**STUDY QUESTIONS**.
1. In the issue introduction on research talks, what term does Molly Crockett use for commercial companies that exaggerate or misrepresent research findings to sell products?
2. Carry on the issue introduction about talks on research results, beginning after its final sentence on the word "conduct."

**SELECTED EXCERPT**.
The current investigation (Introducing this issue):

Practice your English with two thought-provoking talks on the uses and abuses of research results.

Neuroscientist Molly Crockett warns her listeners to watch out for “neuro-bunk:” commercial companies that try to sell products by exaggerating or misrepresenting research findings.

She gives some funny examples, but it can lead to widespread misunderstanding of specific research and of the scientific process.

Then Ben Goldacre talks about publication bias, and the problem of negative data going “missing in action.” Drug companies publish the results of trials that show favorable results, but doctors may never learn about trials that show that new drugs are not as effective as others they may already use.

If all the information on a medication is not available, doctors cannot make informed decisions about the best drugs to prescribe for their patients.

He gives examples, including a drug that he would not have prescribed if he had known about the problems found with it in several studies-- that were never published.

After a brief discussion of some new vocabulary in these talks, there are links to a crossword puzzle to practice research vocabulary and to a page reviewing the scientific method (in case you’re interested.)

Your First Clue: Vocabulary Emphasized in this Issue

conduct, consensus, consent, fluke, placebo, replicate (& unreplicable.)

A few notes about the vocabulary:

To conduct is usually to lead someone, but to conduct an experiment means to do it (carry it out, or guide the research.) As a noun, ‘conduct’ is a person’s behavior—the way they act or conduct (lead) their lives.

**EXERCISE DATA**.
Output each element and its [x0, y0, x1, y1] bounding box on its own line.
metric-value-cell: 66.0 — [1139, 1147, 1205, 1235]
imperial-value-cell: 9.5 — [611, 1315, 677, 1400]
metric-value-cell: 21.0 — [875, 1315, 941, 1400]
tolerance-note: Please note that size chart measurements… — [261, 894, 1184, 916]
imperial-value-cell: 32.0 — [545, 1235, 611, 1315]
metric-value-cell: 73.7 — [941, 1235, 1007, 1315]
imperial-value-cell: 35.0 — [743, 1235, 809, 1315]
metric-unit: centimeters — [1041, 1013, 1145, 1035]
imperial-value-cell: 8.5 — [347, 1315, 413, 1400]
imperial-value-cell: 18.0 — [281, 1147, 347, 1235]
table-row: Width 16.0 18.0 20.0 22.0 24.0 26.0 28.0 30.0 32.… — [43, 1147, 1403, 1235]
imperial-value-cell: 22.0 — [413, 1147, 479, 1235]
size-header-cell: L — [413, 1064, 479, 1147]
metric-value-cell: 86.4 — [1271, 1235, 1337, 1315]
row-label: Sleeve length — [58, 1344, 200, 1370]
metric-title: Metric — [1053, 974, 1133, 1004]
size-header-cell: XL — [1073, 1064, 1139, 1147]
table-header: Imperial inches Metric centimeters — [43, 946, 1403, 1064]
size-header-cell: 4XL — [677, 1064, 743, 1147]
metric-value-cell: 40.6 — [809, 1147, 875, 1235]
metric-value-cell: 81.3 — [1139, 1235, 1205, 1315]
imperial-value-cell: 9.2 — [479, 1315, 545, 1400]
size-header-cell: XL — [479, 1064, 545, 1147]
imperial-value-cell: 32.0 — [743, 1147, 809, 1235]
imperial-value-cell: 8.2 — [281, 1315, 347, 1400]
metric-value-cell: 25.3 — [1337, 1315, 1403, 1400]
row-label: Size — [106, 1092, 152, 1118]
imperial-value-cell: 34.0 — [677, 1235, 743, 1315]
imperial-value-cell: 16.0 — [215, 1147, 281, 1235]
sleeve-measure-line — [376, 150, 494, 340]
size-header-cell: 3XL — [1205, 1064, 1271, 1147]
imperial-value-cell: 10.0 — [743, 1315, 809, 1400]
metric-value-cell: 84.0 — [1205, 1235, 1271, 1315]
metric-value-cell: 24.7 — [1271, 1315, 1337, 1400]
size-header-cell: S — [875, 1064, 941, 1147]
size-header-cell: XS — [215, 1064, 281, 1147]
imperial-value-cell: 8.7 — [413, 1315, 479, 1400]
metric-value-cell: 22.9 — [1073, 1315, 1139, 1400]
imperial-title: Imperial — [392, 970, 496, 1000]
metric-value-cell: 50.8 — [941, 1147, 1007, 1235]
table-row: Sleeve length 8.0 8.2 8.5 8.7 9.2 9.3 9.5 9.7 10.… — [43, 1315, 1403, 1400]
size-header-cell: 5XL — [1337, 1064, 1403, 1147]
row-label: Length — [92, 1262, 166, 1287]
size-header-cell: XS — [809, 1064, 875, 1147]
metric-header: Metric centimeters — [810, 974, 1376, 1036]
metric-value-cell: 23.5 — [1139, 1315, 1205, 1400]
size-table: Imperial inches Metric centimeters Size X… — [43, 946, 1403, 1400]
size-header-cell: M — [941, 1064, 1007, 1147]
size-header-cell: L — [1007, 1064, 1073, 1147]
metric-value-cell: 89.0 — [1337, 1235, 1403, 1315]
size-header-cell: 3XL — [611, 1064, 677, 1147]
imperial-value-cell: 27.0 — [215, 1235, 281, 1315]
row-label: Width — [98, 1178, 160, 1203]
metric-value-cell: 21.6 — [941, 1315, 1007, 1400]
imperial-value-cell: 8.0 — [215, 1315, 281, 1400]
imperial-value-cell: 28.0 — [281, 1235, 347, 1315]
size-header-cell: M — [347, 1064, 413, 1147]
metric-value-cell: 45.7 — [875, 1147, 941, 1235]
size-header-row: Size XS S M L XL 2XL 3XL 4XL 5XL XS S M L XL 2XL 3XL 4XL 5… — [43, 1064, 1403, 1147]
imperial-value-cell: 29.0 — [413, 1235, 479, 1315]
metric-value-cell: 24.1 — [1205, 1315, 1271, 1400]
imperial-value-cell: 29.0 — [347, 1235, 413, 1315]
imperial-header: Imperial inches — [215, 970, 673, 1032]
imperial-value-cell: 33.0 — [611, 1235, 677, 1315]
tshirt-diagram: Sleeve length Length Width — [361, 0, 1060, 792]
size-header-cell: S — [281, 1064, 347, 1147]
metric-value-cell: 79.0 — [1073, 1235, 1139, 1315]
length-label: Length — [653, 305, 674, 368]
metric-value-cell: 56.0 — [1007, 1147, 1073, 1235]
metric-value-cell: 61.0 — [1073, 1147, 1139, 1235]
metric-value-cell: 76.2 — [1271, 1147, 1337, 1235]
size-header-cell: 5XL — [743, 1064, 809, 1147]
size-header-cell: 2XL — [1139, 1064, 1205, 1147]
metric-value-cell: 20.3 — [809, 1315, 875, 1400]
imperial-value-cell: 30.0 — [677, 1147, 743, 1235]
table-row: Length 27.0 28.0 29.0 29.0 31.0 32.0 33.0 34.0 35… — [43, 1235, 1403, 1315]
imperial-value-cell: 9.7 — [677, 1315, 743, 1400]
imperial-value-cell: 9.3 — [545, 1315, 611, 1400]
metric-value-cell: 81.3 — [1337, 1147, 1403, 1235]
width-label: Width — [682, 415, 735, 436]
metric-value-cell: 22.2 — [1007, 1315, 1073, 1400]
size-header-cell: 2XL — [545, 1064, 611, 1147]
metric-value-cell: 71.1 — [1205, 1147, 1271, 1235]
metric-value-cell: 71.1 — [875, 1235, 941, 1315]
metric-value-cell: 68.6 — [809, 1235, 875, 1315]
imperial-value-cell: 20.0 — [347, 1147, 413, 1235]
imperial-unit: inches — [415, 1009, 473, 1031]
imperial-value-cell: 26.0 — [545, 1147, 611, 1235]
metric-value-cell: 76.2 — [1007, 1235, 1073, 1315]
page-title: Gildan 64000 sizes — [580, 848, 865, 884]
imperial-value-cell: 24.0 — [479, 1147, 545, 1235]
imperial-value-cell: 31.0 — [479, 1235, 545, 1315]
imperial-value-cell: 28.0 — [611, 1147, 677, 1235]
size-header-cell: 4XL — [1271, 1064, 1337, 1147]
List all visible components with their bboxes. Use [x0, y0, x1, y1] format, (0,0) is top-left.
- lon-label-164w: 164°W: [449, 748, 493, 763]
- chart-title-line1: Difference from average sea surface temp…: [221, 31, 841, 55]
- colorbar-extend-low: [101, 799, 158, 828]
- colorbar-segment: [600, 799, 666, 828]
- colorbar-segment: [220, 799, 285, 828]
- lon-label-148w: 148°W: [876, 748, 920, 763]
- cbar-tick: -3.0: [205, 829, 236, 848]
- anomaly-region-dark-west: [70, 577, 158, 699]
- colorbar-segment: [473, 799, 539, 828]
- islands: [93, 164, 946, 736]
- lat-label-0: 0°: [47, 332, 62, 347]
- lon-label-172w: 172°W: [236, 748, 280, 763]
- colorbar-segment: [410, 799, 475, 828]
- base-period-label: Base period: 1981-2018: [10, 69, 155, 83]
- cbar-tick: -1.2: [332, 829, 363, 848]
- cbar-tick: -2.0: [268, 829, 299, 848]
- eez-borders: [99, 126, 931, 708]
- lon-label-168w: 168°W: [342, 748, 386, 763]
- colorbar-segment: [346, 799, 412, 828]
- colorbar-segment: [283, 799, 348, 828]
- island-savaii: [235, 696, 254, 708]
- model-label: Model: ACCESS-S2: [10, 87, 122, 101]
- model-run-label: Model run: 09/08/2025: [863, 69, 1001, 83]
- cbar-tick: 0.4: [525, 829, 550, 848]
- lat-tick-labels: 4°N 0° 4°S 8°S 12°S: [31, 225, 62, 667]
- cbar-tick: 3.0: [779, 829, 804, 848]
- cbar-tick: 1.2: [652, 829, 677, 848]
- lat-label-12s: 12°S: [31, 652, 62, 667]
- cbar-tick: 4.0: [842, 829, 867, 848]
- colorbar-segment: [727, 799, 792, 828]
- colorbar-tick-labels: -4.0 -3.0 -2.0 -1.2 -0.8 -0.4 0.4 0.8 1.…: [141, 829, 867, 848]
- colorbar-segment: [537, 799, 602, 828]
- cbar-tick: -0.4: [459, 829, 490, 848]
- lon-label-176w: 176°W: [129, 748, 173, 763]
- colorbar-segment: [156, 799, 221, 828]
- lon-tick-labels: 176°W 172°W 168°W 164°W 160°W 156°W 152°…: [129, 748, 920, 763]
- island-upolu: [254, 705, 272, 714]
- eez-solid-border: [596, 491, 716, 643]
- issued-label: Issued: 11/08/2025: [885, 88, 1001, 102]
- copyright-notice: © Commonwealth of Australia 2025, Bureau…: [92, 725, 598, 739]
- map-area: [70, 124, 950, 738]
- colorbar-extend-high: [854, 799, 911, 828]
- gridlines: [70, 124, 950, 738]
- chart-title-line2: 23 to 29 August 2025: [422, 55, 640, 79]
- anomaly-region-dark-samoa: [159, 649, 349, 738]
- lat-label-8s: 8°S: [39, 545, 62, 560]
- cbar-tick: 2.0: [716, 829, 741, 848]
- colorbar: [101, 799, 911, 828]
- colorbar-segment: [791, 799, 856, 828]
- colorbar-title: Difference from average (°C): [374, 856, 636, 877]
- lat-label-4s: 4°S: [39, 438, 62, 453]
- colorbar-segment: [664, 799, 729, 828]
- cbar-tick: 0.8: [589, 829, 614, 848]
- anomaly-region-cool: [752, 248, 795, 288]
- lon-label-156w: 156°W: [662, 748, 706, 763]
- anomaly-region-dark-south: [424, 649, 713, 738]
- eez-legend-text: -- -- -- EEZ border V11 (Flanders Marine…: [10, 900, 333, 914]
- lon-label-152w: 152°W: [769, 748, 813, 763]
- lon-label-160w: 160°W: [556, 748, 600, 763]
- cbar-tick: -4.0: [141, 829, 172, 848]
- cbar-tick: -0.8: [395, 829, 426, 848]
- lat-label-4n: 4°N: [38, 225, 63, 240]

**LIST OF ANSWERS**.
1. She calls it "neuro-bunk."

2.
Consensus means general agreement—often a group agreement on something without a formal vote. When you read about ‘the consensus of scientific opinion,’ it means that most scientists agree about something. It is related to the AWL word ‘consent,’ which means permission, or to agree to something.

The American legal term ‘consenting adults’ refers to two adults who agree to have sex. (‘Rape’ is when sex is forced on someone, and ‘statuary rape’ is when there is no force, but one person is considered too young to give voluntary legal consent to have sex.)

‘The consent of the governed’ is an important political doctrine expressed in the American Declaration of Independence. At the beginning of the Declaration it says that God has given certain rights that cannot be given away: “life, liberty, and the pursuit of happiness.”

It continues “That to secure these rights, Governments are instituted among Men, deriving their just powers from the consent of the governed…”

That phrase expresses a basic principle of democracy—that government is only legitimate when the people of the country consent to it (accept it). They give that consent in order to protect those basic rights, not to surrender them.

A ‘fluke’ is an unusual, one-time, chance result— not a result you would expect or would be able to repeat. (It’s ‘unreplicable’!)

A placebo is a ‘dummy’ or ‘sugar pill.’ It has no real medicine in it, but looks like a real pill. During drug trials some participants are given the new medicine to be tested, while other participants get a placebo.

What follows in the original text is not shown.